══ AVAILABLE RECORDS

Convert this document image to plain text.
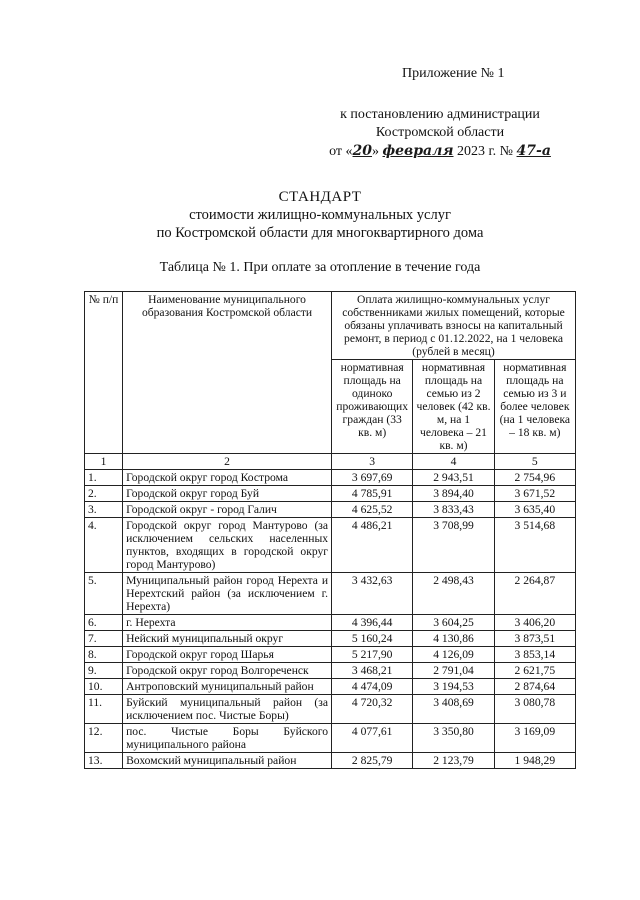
Приложение № 1
к постановлению администрации
Костромской области
от «20» февраля 2023 г. № 47-а
СТАНДАРТ
стоимости жилищно-коммунальных услуг
по Костромской области для многоквартирного дома
Таблица № 1. При оплате за отопление в течение года
№ п/п	Наименование муниципального образования Костромской области	Оплата жилищно-коммунальных услуг собственниками жилых помещений, которые обязаны уплачивать взносы на капитальный ремонт, в период с 01.12.2022, на 1 человека (рублей в месяц)		
		нормативная площадь на одиноко проживающих граждан (33 кв. м)	нормативная площадь на семью из 2 человек (42 кв. м, на 1 человека – 21 кв. м)	нормативная площадь на семью из 3 и более человек (на 1 человека – 18 кв. м)
1	2	3	4	5
1.	Городской округ город Кострома	3 697,69	2 943,51	2 754,96
2.	Городской округ город Буй	4 785,91	3 894,40	3 671,52
3.	Городской округ - город Галич	4 625,52	3 833,43	3 635,40
4.	Городской округ город Мантурово (за исключением сельских населенных пунктов, входящих в городской округ город Мантурово)	4 486,21	3 708,99	3 514,68
5.	Муниципальный район город Нерехта и Нерехтский район (за исключением г. Нерехта)	3 432,63	2 498,43	2 264,87
6.	г. Нерехта	4 396,44	3 604,25	3 406,20
7.	Нейский муниципальный округ	5 160,24	4 130,86	3 873,51
8.	Городской округ город Шарья	5 217,90	4 126,09	3 853,14
9.	Городской округ город Волгореченск	3 468,21	2 791,04	2 621,75
10.	Антроповский муниципальный район	4 474,09	3 194,53	2 874,64
11.	Буйский муниципальный район (за исключением пос. Чистые Боры)	4 720,32	3 408,69	3 080,78
12.	пос. Чистые Боры Буйского муниципального района	4 077,61	3 350,80	3 169,09
13.	Вохомский муниципальный район	2 825,79	2 123,79	1 948,29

════

--- WORK TO COMPLETE ---
Read through the data and copy every line where "исключением" shows up.

--- TASK ANSWER ---
4.	Городской округ город Мантурово (за исключением сельских населенных пунктов, входящих в городской округ город Мантурово)	4 486,21	3 708,99	3 514,68
5.	Муниципальный район город Нерехта и Нерехтский район (за исключением г. Нерехта)	3 432,63	2 498,43	2 264,87
11.	Буйский муниципальный район (за исключением пос. Чистые Боры)	4 720,32	3 408,69	3 080,78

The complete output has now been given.